### Exercise directions
Give back the whole listing exactly as shown.

### Stored data
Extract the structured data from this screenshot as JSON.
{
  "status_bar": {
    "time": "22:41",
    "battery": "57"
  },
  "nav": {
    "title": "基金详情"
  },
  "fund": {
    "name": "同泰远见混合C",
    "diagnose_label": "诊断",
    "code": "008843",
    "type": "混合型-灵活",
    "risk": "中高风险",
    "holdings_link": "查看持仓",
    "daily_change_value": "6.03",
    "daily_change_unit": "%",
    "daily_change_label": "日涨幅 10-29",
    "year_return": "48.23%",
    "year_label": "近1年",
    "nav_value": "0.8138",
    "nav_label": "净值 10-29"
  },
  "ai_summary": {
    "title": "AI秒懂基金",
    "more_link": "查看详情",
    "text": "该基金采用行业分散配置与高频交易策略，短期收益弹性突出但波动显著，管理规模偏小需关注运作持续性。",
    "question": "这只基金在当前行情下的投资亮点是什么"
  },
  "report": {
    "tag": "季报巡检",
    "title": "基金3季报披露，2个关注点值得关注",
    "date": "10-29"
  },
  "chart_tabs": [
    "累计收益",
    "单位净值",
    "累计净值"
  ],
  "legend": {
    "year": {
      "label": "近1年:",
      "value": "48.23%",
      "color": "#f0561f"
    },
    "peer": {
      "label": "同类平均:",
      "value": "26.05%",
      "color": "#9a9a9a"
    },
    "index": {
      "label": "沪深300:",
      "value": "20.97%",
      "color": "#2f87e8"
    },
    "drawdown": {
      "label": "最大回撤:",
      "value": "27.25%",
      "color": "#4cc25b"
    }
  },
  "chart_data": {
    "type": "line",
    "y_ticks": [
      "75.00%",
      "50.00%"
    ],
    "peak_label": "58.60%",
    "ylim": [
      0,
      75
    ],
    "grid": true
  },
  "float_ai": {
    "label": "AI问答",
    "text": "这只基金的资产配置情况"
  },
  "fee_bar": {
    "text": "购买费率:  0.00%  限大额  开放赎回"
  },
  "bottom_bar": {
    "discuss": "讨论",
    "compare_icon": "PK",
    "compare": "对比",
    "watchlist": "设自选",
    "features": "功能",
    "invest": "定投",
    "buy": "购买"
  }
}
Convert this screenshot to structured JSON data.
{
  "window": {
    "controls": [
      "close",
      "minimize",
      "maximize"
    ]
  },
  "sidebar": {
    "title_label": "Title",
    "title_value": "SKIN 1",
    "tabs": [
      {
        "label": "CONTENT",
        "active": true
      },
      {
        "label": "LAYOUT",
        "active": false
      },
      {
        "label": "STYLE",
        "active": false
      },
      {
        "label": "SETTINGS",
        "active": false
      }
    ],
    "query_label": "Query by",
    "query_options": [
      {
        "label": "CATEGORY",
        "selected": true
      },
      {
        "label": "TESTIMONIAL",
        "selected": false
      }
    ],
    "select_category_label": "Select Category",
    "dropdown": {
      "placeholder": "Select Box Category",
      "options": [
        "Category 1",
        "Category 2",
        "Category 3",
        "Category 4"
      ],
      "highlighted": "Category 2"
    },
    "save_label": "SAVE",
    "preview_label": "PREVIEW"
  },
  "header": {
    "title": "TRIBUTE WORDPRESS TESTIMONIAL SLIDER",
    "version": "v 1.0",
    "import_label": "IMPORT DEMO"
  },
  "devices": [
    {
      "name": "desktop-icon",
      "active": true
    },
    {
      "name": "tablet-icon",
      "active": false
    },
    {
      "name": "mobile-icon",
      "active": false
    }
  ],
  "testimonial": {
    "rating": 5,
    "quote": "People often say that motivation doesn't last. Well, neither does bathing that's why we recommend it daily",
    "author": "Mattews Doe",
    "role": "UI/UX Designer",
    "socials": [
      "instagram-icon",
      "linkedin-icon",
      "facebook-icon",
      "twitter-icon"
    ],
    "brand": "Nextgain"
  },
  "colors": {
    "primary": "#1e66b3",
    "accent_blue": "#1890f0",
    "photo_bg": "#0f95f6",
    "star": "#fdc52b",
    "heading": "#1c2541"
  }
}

### Solution
Extract the structured data from this screenshot as JSON.
{
  "status_bar": {
    "time": "22:41",
    "battery": "57"
  },
  "nav": {
    "title": "基金详情"
  },
  "fund": {
    "name": "同泰远见混合C",
    "diagnose_label": "诊断",
    "code": "008843",
    "type": "混合型-灵活",
    "risk": "中高风险",
    "holdings_link": "查看持仓",
    "daily_change_value": "6.03",
    "daily_change_unit": "%",
    "daily_change_label": "日涨幅 10-29",
    "year_return": "48.23%",
    "year_label": "近1年",
    "nav_value": "0.8138",
    "nav_label": "净值 10-29"
  },
  "ai_summary": {
    "title": "AI秒懂基金",
    "more_link": "查看详情",
    "text": "该基金采用行业分散配置与高频交易策略，短期收益弹性突出但波动显著，管理规模偏小需关注运作持续性。",
    "question": "这只基金在当前行情下的投资亮点是什么"
  },
  "report": {
    "tag": "季报巡检",
    "title": "基金3季报披露，2个关注点值得关注",
    "date": "10-29"
  },
  "chart_tabs": [
    "累计收益",
    "单位净值",
    "累计净值"
  ],
  "legend": {
    "year": {
      "label": "近1年:",
      "value": "48.23%",
      "color": "#f0561f"
    },
    "peer": {
      "label": "同类平均:",
      "value": "26.05%",
      "color": "#9a9a9a"
    },
    "index": {
      "label": "沪深300:",
      "value": "20.97%",
      "color": "#2f87e8"
    },
    "drawdown": {
      "label": "最大回撤:",
      "value": "27.25%",
      "color": "#4cc25b"
    }
  },
  "chart_data": {
    "type": "line",
    "y_ticks": [
      "75.00%",
      "50.00%"
    ],
    "peak_label": "58.60%",
    "ylim": [
      0,
      75
    ],
    "grid": true
  },
  "float_ai": {
    "label": "AI问答",
    "text": "这只基金的资产配置情况"
  },
  "fee_bar": {
    "text": "购买费率:  0.00%  限大额  开放赎回"
  },
  "bottom_bar": {
    "discuss": "讨论",
    "compare_icon": "PK",
    "compare": "对比",
    "watchlist": "设自选",
    "features": "功能",
    "invest": "定投",
    "buy": "购买"
  }
}
Convert this screenshot to structured JSON data.
{
  "window": {
    "controls": [
      "close",
      "minimize",
      "maximize"
    ]
  },
  "sidebar": {
    "title_label": "Title",
    "title_value": "SKIN 1",
    "tabs": [
      {
        "label": "CONTENT",
        "active": true
      },
      {
        "label": "LAYOUT",
        "active": false
      },
      {
        "label": "STYLE",
        "active": false
      },
      {
        "label": "SETTINGS",
        "active": false
      }
    ],
    "query_label": "Query by",
    "query_options": [
      {
        "label": "CATEGORY",
        "selected": true
      },
      {
        "label": "TESTIMONIAL",
        "selected": false
      }
    ],
    "select_category_label": "Select Category",
    "dropdown": {
      "placeholder": "Select Box Category",
      "options": [
        "Category 1",
        "Category 2",
        "Category 3",
        "Category 4"
      ],
      "highlighted": "Category 2"
    },
    "save_label": "SAVE",
    "preview_label": "PREVIEW"
  },
  "header": {
    "title": "TRIBUTE WORDPRESS TESTIMONIAL SLIDER",
    "version": "v 1.0",
    "import_label": "IMPORT DEMO"
  },
  "devices": [
    {
      "name": "desktop-icon",
      "active": true
    },
    {
      "name": "tablet-icon",
      "active": false
    },
    {
      "name": "mobile-icon",
      "active": false
    }
  ],
  "testimonial": {
    "rating": 5,
    "quote": "People often say that motivation doesn't last. Well, neither does bathing that's why we recommend it daily",
    "author": "Mattews Doe",
    "role": "UI/UX Designer",
    "socials": [
      "instagram-icon",
      "linkedin-icon",
      "facebook-icon",
      "twitter-icon"
    ],
    "brand": "Nextgain"
  },
  "colors": {
    "primary": "#1e66b3",
    "accent_blue": "#1890f0",
    "photo_bg": "#0f95f6",
    "star": "#fdc52b",
    "heading": "#1c2541"
  }
}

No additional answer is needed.